### What is required
In the records below, find each line with the word "settings" and copy it.

### Given information
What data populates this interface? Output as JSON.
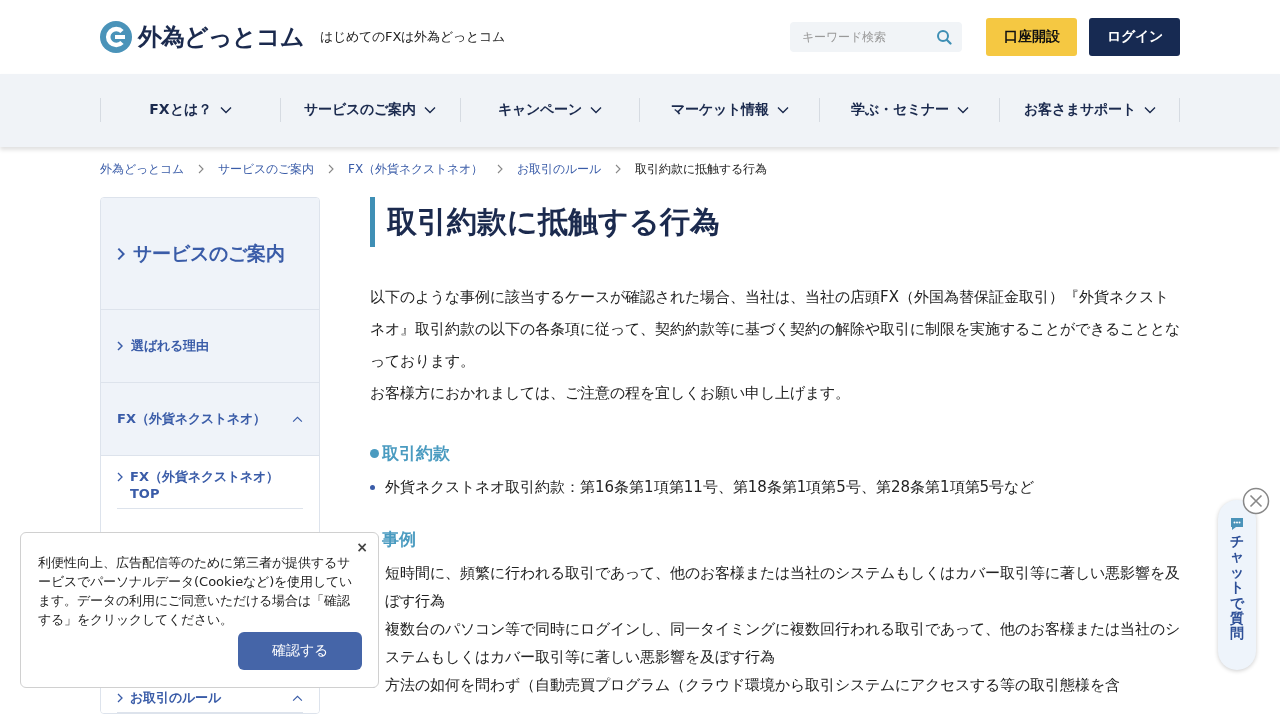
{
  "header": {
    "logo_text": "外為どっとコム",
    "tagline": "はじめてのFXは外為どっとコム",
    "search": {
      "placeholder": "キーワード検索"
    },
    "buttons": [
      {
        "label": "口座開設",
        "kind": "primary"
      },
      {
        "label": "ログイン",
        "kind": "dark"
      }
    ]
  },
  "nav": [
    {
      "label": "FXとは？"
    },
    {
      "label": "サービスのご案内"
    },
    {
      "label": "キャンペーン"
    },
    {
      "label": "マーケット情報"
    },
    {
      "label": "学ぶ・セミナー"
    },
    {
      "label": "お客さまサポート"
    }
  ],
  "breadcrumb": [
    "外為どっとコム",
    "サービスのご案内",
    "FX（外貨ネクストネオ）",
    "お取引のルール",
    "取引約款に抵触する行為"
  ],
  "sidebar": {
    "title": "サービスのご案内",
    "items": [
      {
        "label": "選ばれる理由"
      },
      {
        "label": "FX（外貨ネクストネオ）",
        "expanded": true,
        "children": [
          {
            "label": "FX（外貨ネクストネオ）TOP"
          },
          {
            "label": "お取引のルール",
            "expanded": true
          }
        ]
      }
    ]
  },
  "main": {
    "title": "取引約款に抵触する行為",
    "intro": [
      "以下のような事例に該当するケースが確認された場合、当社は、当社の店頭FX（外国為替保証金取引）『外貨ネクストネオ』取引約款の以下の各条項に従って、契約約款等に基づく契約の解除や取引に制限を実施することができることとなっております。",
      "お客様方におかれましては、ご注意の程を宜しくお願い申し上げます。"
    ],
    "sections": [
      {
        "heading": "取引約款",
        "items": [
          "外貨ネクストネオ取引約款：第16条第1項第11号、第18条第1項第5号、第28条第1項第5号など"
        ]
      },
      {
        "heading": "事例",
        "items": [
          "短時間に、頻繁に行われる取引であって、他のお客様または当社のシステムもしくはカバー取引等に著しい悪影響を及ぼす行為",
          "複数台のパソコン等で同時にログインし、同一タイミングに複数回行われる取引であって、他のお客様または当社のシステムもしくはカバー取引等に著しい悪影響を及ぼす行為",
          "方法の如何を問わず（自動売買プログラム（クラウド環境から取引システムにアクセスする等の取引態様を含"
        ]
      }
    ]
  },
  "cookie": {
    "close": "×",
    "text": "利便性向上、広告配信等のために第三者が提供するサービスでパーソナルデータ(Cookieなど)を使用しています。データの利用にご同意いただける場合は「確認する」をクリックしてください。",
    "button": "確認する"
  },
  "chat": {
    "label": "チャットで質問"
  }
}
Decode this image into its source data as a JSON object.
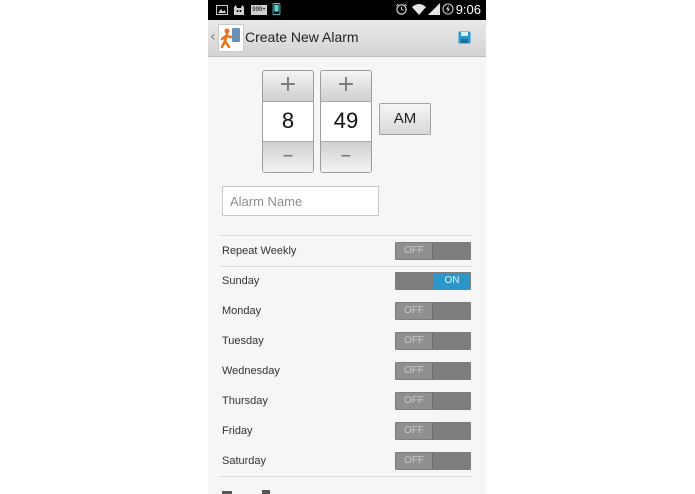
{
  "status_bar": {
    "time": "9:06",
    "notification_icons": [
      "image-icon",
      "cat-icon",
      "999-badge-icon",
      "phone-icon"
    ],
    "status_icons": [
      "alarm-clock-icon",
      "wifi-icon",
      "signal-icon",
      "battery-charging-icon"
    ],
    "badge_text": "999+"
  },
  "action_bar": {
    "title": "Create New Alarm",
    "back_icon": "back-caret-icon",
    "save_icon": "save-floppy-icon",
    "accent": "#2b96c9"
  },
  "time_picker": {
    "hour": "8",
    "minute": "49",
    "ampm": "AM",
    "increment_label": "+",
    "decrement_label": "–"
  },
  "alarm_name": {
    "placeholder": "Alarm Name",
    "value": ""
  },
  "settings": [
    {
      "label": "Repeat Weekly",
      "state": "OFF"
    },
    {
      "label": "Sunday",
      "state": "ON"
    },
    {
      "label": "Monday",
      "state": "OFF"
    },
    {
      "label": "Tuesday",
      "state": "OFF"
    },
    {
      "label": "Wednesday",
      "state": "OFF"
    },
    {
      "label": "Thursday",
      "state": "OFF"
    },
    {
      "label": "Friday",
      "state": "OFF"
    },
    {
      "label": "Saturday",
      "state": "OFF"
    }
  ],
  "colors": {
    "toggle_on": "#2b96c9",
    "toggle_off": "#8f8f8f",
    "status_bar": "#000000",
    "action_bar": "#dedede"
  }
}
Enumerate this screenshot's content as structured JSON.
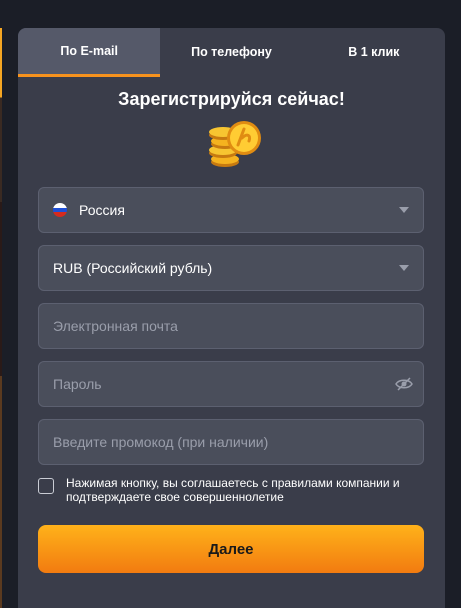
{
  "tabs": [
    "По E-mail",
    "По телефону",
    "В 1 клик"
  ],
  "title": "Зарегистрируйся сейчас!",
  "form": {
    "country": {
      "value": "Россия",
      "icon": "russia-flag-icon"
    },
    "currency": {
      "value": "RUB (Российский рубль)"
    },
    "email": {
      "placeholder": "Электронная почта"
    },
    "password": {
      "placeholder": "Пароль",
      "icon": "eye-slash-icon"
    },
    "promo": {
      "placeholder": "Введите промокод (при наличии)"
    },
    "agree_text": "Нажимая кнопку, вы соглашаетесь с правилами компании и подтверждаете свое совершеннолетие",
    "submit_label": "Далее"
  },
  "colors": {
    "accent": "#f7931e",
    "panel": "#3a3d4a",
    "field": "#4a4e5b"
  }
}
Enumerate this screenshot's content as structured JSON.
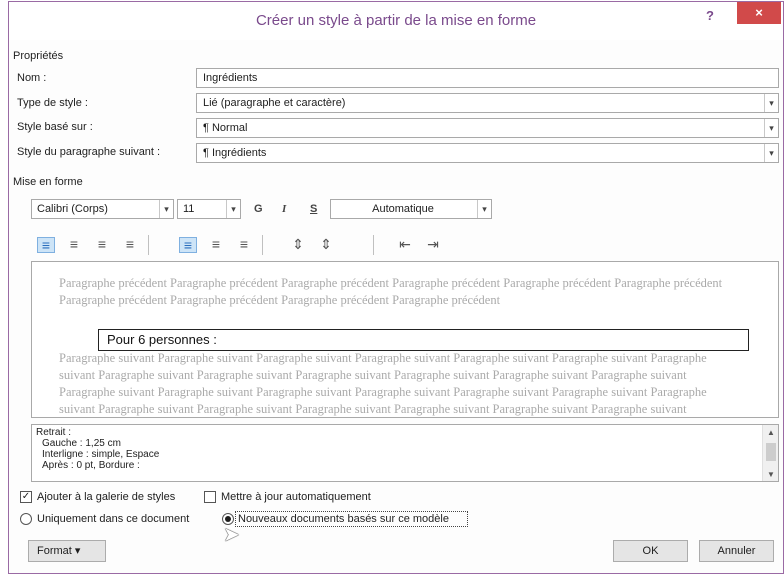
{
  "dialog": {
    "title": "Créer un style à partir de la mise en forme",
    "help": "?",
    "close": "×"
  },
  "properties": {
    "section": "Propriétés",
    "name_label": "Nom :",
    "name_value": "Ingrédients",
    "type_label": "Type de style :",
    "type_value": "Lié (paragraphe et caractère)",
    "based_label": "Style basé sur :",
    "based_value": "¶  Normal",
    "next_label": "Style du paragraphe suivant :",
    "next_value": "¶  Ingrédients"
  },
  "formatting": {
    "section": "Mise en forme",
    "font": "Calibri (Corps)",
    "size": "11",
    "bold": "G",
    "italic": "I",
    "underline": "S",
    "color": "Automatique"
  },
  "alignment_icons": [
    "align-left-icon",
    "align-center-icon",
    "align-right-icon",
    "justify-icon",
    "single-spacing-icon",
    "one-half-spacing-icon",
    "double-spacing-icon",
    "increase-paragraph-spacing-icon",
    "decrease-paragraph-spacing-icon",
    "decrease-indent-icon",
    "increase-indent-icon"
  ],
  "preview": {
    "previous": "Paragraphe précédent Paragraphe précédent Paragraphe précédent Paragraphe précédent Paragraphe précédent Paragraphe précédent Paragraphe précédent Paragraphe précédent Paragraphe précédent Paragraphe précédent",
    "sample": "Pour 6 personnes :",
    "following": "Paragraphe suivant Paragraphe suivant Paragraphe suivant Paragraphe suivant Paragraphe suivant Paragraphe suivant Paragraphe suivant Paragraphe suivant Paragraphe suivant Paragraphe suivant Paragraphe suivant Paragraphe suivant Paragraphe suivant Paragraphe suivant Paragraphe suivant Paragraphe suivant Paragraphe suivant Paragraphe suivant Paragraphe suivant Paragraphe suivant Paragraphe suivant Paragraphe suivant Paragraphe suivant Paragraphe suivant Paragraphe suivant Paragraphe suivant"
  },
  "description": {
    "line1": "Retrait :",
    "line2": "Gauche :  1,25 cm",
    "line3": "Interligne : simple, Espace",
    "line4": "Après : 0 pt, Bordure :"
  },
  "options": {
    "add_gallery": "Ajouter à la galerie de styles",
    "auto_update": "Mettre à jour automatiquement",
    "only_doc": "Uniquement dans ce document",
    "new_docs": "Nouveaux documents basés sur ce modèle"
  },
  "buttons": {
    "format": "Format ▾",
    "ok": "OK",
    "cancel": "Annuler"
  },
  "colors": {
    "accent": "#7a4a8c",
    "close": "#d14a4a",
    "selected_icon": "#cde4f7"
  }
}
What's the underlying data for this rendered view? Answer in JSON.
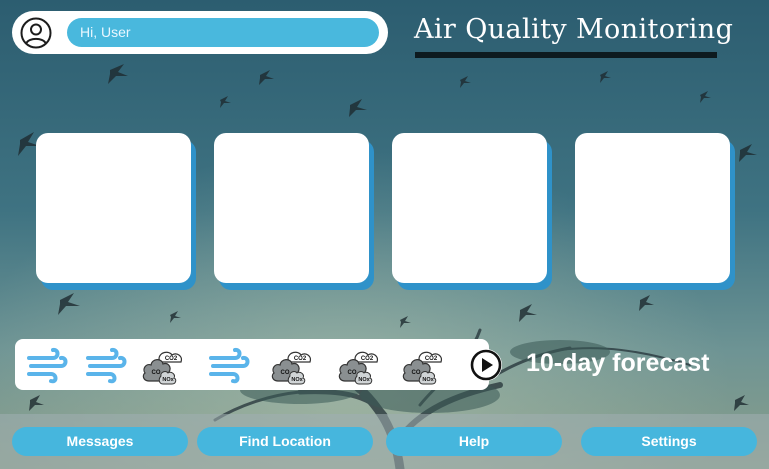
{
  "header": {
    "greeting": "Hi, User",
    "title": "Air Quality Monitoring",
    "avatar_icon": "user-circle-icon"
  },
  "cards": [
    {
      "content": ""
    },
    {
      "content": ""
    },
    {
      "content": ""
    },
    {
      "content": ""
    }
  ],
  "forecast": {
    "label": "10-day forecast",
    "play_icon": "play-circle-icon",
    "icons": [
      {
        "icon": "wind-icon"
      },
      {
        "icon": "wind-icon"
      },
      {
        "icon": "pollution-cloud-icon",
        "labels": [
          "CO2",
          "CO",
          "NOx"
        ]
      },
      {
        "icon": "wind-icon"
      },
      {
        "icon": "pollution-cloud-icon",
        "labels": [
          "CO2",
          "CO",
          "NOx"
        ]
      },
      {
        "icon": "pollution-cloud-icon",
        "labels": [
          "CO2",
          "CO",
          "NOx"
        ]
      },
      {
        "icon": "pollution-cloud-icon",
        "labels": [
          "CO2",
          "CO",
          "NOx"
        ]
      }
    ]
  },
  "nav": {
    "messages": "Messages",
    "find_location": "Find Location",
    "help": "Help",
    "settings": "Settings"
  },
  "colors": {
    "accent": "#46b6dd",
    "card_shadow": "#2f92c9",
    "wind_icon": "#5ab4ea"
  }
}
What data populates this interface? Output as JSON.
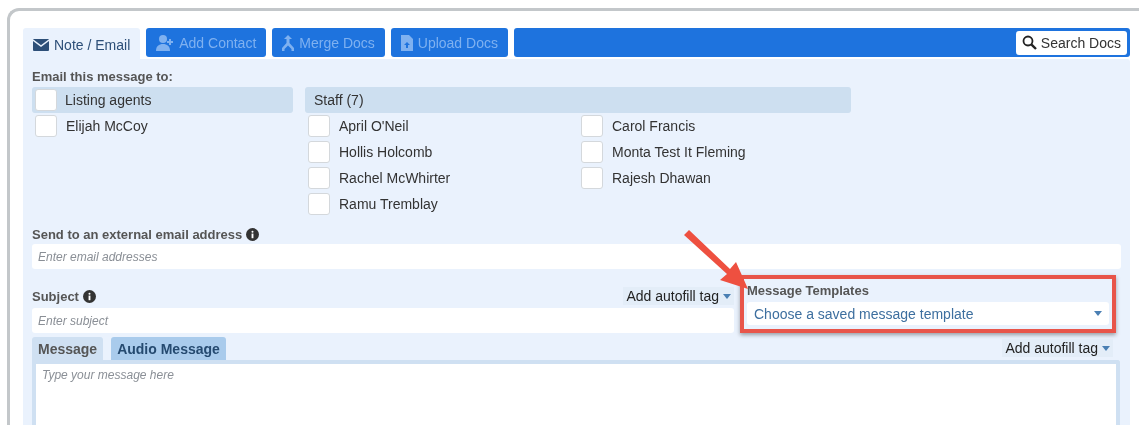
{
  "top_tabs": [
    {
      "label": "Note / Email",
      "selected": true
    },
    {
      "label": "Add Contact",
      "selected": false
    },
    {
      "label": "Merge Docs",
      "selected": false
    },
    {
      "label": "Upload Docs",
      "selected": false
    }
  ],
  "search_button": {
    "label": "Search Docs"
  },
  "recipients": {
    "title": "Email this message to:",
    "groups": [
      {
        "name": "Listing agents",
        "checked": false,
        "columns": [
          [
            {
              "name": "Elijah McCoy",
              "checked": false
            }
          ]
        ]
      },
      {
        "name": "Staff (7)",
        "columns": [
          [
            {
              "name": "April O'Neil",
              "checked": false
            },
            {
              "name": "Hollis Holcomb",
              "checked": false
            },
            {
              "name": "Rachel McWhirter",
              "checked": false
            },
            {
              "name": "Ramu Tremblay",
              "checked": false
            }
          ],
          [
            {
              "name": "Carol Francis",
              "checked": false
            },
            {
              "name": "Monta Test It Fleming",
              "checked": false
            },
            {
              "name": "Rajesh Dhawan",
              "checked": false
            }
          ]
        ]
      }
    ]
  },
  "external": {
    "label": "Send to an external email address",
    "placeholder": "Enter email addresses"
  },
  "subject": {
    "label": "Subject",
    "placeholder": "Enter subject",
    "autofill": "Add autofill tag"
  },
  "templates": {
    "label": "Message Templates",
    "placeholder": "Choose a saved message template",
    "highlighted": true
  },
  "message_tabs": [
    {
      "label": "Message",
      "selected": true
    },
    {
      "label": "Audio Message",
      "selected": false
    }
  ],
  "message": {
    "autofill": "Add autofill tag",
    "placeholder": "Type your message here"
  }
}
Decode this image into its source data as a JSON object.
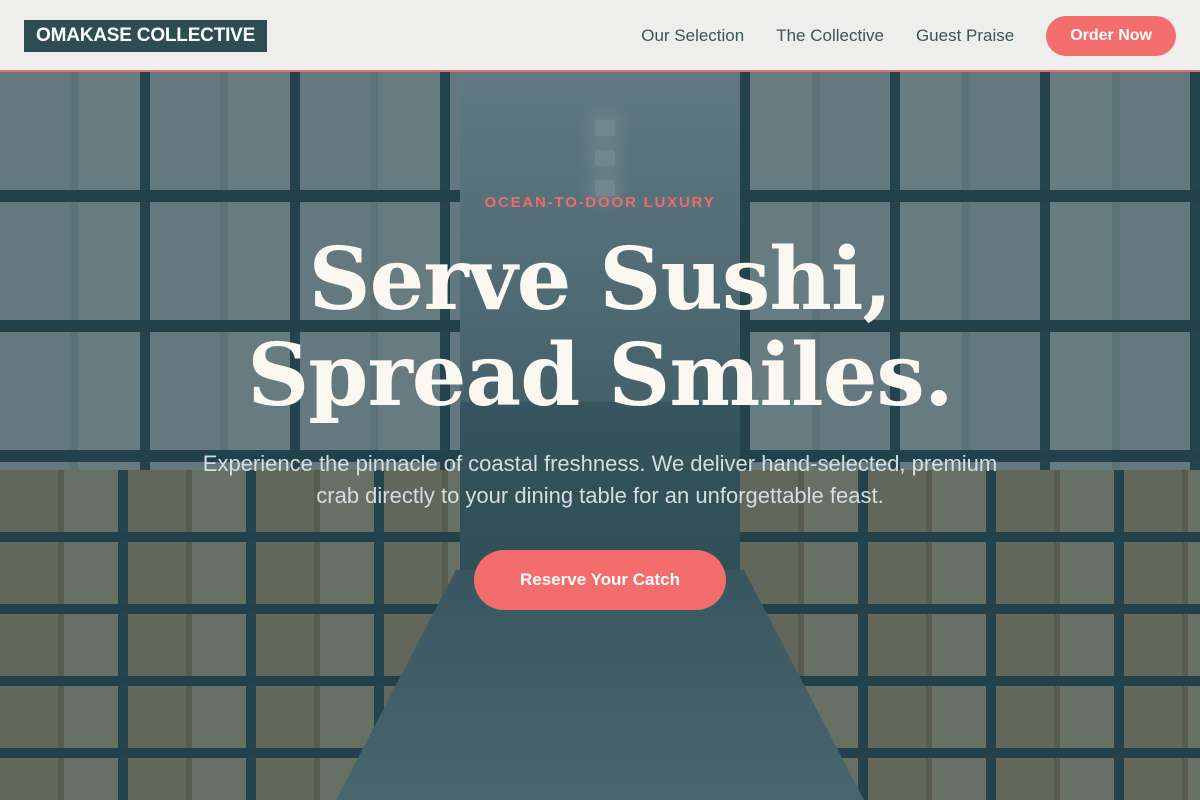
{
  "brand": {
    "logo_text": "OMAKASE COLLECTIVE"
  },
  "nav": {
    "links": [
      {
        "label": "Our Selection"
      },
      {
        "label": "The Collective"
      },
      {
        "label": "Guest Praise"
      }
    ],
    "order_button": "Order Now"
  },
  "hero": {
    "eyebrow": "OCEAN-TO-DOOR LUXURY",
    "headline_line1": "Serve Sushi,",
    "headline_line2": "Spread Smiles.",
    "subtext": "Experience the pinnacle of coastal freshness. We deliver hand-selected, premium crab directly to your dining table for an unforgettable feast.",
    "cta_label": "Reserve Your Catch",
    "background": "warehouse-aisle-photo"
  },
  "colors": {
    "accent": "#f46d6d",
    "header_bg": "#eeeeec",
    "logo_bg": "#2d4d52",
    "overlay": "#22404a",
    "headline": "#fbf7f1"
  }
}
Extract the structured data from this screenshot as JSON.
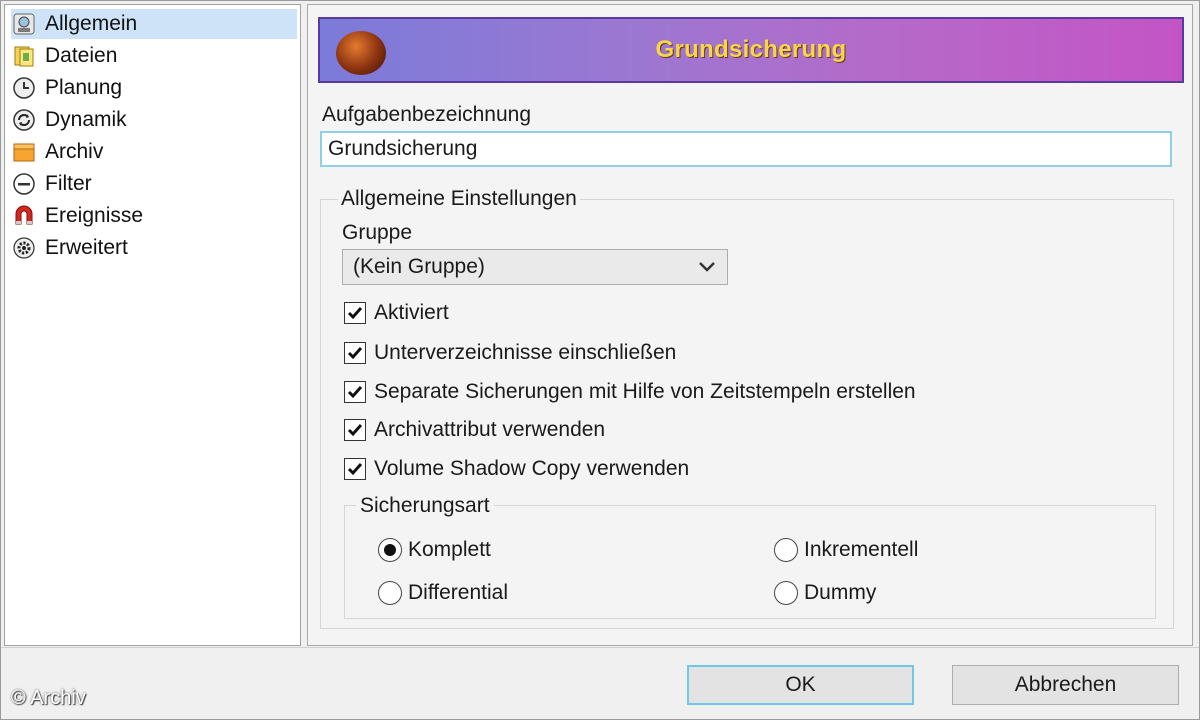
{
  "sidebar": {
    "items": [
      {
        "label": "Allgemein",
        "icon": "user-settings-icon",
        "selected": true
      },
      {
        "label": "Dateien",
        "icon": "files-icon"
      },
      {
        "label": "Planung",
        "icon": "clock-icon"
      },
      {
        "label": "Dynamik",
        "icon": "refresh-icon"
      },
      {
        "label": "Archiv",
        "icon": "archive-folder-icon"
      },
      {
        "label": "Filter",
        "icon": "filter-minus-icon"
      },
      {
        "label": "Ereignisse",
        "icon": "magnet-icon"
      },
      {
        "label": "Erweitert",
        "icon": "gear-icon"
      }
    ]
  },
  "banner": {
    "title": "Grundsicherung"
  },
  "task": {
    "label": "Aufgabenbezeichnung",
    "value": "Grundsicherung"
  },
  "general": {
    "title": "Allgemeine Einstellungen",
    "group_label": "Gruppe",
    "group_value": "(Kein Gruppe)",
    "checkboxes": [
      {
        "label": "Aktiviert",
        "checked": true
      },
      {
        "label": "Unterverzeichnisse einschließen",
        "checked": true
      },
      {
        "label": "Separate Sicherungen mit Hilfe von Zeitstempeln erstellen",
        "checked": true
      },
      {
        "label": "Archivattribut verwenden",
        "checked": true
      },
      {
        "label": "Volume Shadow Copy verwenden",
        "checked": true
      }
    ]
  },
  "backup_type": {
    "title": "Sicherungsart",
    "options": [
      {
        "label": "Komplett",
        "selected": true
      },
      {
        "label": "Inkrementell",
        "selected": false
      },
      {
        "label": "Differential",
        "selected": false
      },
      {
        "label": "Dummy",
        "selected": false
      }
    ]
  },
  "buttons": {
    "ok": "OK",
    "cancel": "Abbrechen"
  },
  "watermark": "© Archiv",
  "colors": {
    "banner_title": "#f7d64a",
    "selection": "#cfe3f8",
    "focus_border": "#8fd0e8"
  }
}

### Worked answer
  "settings": [
    "settings": "Settings"
        "icon": "user-settings-icon",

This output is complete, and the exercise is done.